### The problem
Restate all of the entries exactly, dropping any pictures they hold.

───

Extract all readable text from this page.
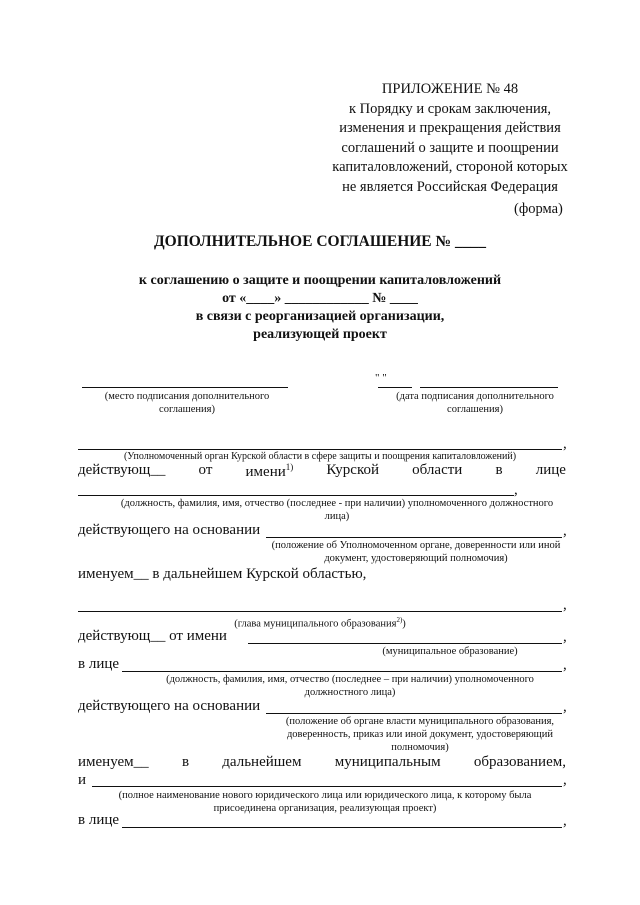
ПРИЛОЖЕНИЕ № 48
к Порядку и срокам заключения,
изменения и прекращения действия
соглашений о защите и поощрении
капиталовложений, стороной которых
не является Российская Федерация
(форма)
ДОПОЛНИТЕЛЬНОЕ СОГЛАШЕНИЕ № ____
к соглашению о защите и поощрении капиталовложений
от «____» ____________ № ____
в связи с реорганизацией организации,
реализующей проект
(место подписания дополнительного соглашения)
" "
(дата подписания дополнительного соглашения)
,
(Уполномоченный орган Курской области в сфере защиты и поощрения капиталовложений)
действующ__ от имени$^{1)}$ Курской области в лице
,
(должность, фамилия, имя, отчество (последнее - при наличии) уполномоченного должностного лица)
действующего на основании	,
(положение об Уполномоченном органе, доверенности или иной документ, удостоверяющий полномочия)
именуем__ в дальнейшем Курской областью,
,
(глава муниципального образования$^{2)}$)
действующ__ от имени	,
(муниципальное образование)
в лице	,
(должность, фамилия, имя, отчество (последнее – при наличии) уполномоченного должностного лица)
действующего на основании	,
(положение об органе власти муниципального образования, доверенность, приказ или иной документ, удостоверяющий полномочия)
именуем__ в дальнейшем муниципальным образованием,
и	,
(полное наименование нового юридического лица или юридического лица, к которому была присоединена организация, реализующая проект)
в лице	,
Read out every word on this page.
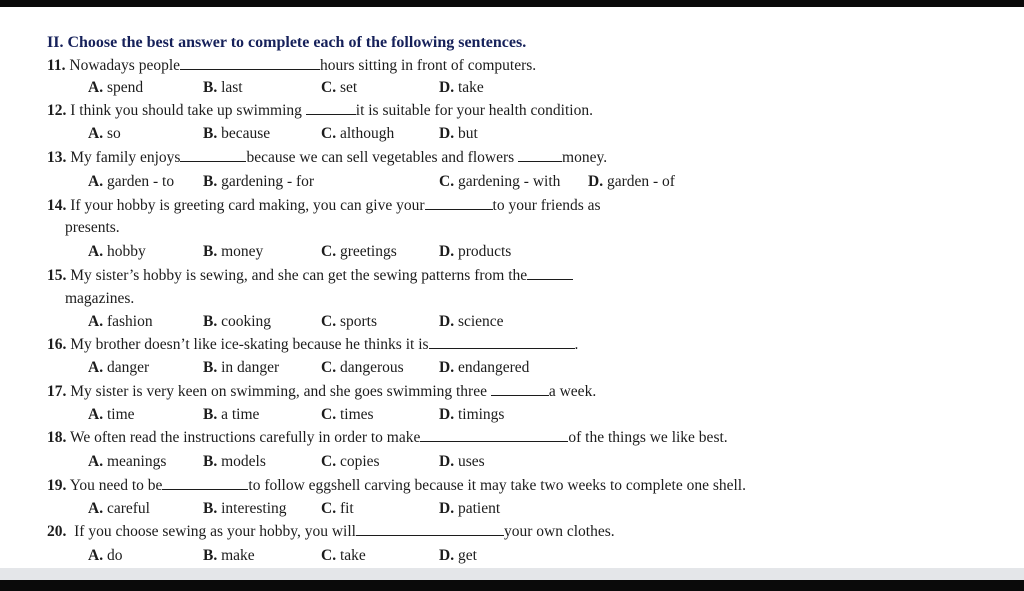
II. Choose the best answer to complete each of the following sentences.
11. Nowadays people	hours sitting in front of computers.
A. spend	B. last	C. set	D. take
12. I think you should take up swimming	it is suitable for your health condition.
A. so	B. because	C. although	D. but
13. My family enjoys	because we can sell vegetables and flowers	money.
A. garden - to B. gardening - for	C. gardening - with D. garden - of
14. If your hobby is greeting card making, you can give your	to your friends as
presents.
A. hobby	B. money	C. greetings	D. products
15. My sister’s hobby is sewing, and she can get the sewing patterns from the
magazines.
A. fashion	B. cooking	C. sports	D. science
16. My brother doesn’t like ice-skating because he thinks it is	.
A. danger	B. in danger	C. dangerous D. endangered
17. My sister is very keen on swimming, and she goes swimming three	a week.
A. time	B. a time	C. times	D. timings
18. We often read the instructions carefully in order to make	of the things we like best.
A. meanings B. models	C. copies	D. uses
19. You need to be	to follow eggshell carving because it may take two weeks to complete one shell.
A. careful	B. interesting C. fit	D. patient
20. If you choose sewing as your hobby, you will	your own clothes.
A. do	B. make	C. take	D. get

───

### Written response
Extract all readable text from this page.
ПРИЛОЖЕНИЕ № 48
к Порядку и срокам заключения,
изменения и прекращения действия
соглашений о защите и поощрении
капиталовложений, стороной которых
не является Российская Федерация
(форма)
ДОПОЛНИТЕЛЬНОЕ СОГЛАШЕНИЕ № ____
к соглашению о защите и поощрении капиталовложений
от «____» ____________ № ____
в связи с реорганизацией организации,
реализующей проект
(место подписания дополнительного соглашения)
" "
(дата подписания дополнительного соглашения)
,
(Уполномоченный орган Курской области в сфере защиты и поощрения капиталовложений)
действующ__ от имени$^{1)}$ Курской области в лице
,
(должность, фамилия, имя, отчество (последнее - при наличии) уполномоченного должностного лица)
действующего на основании	,
(положение об Уполномоченном органе, доверенности или иной документ, удостоверяющий полномочия)
именуем__ в дальнейшем Курской областью,
,
(глава муниципального образования$^{2)}$)
действующ__ от имени	,
(муниципальное образование)
в лице	,
(должность, фамилия, имя, отчество (последнее – при наличии) уполномоченного должностного лица)
действующего на основании	,
(положение об органе власти муниципального образования, доверенность, приказ или иной документ, удостоверяющий полномочия)
именуем__ в дальнейшем муниципальным образованием,
и	,
(полное наименование нового юридического лица или юридического лица, к которому была присоединена организация, реализующая проект)
в лице	,
Read out every word on this page.
II. Choose the best answer to complete each of the following sentences.
11. Nowadays people	hours sitting in front of computers.
A. spend	B. last	C. set	D. take
12. I think you should take up swimming	it is suitable for your health condition.
A. so	B. because	C. although	D. but
13. My family enjoys	because we can sell vegetables and flowers	money.
A. garden - to B. gardening - for	C. gardening - with D. garden - of
14. If your hobby is greeting card making, you can give your	to your friends as
presents.
A. hobby	B. money	C. greetings	D. products
15. My sister’s hobby is sewing, and she can get the sewing patterns from the
magazines.
A. fashion	B. cooking	C. sports	D. science
16. My brother doesn’t like ice-skating because he thinks it is	.
A. danger	B. in danger	C. dangerous D. endangered
17. My sister is very keen on swimming, and she goes swimming three	a week.
A. time	B. a time	C. times	D. timings
18. We often read the instructions carefully in order to make	of the things we like best.
A. meanings B. models	C. copies	D. uses
19. You need to be	to follow eggshell carving because it may take two weeks to complete one shell.
A. careful	B. interesting C. fit	D. patient
20. If you choose sewing as your hobby, you will	your own clothes.
A. do	B. make	C. take	D. get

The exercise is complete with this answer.